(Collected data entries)

┌──

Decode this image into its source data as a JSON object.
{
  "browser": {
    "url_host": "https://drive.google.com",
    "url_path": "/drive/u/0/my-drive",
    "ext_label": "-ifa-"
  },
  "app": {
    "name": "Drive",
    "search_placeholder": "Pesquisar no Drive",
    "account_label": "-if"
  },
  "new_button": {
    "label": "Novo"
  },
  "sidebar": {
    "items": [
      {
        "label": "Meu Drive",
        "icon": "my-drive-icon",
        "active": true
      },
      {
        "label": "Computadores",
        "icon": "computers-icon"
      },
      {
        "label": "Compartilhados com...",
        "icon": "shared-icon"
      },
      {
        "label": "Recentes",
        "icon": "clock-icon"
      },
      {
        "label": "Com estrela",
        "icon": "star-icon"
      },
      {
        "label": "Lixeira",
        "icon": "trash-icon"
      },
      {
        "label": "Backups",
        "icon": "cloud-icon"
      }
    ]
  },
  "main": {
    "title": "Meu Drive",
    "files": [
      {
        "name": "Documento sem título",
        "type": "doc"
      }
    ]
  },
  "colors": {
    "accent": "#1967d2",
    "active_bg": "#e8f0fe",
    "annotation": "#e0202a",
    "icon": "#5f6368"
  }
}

└──
┌──

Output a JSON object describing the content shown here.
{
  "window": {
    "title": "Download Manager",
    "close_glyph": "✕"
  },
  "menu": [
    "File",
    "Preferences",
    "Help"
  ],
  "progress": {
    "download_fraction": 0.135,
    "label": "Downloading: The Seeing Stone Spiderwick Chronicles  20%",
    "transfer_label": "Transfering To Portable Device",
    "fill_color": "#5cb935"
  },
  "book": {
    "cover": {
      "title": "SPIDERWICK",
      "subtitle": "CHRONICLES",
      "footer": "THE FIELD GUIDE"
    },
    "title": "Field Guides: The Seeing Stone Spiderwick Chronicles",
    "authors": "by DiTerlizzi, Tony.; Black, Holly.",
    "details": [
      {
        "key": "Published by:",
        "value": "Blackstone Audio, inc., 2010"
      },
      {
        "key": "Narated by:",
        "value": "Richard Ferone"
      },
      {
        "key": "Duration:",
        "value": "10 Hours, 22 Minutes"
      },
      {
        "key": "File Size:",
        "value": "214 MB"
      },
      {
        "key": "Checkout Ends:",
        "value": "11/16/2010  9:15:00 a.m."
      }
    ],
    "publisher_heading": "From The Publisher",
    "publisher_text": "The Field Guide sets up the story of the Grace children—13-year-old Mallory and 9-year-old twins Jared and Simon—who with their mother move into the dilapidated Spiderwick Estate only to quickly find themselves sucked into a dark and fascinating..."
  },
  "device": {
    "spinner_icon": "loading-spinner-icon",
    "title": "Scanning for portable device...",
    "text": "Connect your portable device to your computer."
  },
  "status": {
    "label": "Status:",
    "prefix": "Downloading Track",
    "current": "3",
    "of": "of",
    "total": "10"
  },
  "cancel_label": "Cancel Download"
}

└──
┌──

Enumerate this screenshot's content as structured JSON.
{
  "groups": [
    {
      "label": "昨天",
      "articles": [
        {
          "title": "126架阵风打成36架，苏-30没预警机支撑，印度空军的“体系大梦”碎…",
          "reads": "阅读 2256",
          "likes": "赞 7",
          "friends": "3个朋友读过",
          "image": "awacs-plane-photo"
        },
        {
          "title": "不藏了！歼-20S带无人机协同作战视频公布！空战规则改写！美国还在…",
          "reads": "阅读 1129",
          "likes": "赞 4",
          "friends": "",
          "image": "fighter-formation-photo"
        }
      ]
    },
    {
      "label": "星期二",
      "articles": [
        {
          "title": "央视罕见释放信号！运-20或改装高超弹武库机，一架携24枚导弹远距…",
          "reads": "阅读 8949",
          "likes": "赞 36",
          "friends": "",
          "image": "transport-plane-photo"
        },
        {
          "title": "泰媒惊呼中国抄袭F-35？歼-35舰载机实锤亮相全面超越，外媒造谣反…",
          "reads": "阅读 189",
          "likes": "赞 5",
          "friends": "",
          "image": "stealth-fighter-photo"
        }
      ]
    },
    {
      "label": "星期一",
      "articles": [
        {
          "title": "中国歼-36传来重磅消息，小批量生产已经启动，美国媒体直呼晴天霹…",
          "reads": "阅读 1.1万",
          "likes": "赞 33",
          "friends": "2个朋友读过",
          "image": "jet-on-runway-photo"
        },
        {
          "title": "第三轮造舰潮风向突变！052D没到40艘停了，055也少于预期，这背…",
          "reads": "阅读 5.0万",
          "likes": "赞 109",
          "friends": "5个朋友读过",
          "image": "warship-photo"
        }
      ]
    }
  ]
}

└──

Each line that contains the word "into" counts toward the total; give only that total.

2